▶ **PASSAGE TO READ**:
☆ ☆ ☆ ☆ ☆ ☆ ☆

Maintenance and Enforcement
6.1 Maintenance. AdMission shall use commercially reasonable efforts
to maintain and prosecute the Patents licensed under this Agreement, which shall
be done at AdMission's discretion and expense.
8
6.2 Enforcement. IPIX shall have the right to enforce the Patents
against any third party infringers in the Security Sector. Only in the event
that IPIX elects not to enforce the Patents against third party infringers in
the Security Sector, then AdMission shall have the right to enforce the Patents
against any third party infringers in the Security Sector. IPIX shall notify
AdMission in writing before initiating any enforcement action in the Security
Sector. IPIX shall exercise the same degree of vigilance and care in enforcing
its rights under this Agreement as it does in protecting and enforcing its own
intellectual property portfolio. AdMission shall have the exclusive right to
enforce the Patents against any third party infringers outside the Security
Sector.

☆ ☆ ☆ ☆ ☆ ☆ ☆

▶ **SUPPLIED DATA**:
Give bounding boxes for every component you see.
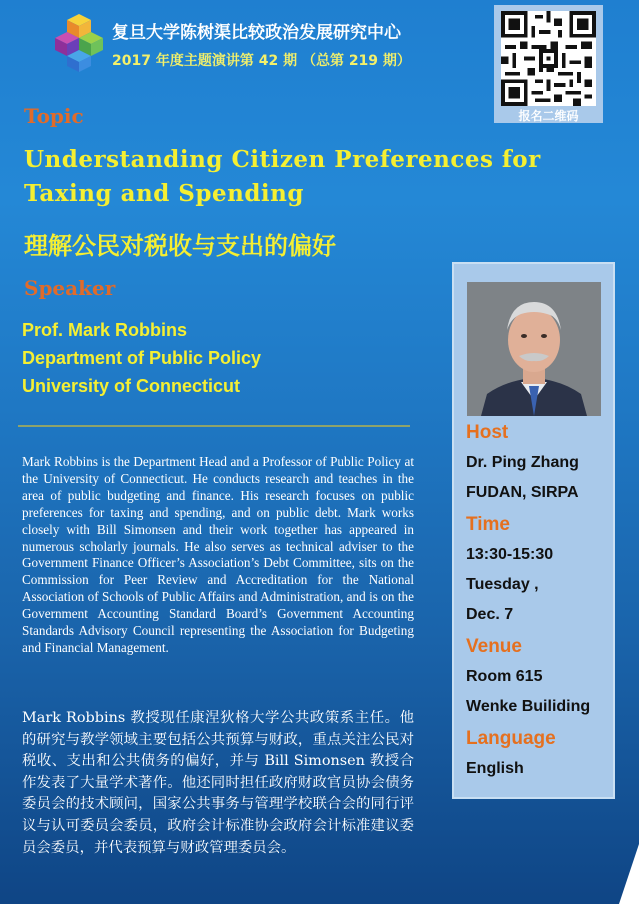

☆ ☆ ☆ ☆ ☆ ☆ ☆

▶ **OBJECTIVE**: Could you pull out, word for word, the section of the patent maintenance and enforcement clause that opens with the words containing "Maintenance and Enforcement" and closes with "discretion and expense."?

▶ **EXERCISE OUTPUT**:
Maintenance and Enforcement
6.1 Maintenance. AdMission shall use commercially reasonable efforts
to maintain and prosecute the Patents licensed under this Agreement, which shall
be done at AdMission's discretion and expense.